Exercise directions: Look through the records below and give the number of lines holding the string "text", nothing more.

********

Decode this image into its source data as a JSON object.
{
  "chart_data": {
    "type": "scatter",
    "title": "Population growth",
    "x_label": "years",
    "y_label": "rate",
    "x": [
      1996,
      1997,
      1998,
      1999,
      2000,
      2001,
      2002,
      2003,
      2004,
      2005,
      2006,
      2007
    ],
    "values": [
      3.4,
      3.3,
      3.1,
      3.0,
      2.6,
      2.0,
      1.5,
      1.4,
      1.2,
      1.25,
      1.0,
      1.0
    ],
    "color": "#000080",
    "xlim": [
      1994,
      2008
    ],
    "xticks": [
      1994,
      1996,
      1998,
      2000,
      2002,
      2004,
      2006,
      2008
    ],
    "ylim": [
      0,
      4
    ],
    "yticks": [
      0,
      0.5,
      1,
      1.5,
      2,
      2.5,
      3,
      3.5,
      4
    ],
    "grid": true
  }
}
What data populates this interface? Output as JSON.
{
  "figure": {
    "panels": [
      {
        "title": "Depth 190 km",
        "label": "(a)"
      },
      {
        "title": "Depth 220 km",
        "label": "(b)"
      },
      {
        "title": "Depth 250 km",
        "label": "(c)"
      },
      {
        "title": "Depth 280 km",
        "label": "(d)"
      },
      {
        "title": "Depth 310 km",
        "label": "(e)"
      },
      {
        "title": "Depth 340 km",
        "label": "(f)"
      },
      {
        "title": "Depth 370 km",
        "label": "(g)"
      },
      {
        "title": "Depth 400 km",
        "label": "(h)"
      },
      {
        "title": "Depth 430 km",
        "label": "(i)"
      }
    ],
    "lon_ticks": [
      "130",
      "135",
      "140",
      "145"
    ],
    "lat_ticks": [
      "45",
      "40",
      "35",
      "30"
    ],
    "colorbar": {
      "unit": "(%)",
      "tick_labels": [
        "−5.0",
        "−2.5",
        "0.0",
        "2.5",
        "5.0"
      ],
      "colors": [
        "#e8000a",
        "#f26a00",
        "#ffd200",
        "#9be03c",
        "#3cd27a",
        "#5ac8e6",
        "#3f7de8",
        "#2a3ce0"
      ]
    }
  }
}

********

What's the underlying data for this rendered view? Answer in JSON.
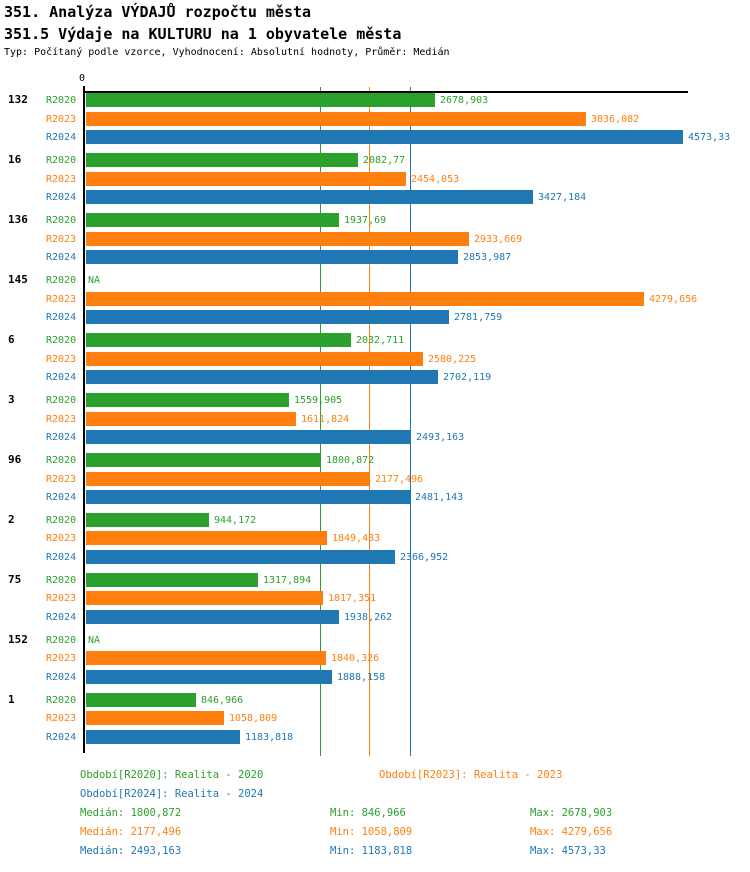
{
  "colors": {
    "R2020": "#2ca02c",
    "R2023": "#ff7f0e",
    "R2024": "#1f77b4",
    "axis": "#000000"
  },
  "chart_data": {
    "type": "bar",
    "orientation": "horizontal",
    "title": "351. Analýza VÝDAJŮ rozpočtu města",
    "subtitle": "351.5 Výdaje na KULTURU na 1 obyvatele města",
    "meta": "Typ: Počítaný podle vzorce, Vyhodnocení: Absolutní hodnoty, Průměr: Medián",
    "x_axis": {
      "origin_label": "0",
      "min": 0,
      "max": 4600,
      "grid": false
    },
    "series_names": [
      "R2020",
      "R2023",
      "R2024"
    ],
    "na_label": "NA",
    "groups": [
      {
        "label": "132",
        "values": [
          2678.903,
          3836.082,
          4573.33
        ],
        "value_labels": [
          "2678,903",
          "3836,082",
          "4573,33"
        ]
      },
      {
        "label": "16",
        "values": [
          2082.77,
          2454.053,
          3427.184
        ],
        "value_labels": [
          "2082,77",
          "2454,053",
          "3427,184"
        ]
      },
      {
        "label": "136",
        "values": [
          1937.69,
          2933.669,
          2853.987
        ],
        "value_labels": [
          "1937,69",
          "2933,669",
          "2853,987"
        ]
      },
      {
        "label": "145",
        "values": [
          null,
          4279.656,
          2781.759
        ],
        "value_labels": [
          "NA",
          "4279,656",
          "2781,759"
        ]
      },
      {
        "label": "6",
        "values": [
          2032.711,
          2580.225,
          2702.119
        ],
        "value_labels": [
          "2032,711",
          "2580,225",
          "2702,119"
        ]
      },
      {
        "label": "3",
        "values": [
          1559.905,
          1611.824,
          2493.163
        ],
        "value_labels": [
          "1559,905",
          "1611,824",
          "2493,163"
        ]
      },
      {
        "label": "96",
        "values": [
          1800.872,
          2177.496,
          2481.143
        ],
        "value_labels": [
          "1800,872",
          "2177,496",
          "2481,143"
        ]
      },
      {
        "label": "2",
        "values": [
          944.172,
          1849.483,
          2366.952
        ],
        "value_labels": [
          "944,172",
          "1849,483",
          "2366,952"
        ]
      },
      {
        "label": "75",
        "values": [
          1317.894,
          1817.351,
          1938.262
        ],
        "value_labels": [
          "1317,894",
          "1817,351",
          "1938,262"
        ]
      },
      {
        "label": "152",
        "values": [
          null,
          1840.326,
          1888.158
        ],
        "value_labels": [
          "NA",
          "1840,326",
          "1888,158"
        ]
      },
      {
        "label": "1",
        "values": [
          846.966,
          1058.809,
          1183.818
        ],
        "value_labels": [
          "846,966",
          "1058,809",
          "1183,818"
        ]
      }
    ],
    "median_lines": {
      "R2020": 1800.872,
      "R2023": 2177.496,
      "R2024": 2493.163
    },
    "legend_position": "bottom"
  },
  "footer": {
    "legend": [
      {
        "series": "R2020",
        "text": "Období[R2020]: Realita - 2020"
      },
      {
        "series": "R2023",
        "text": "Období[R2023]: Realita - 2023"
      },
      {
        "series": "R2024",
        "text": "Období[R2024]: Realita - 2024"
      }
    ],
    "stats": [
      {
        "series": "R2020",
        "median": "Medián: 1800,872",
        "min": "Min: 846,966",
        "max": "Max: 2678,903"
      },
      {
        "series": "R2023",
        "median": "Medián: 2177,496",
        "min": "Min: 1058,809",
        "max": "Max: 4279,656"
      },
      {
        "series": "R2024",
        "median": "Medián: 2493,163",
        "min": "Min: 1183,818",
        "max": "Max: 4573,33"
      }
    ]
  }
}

********

Answer to this exercise: 3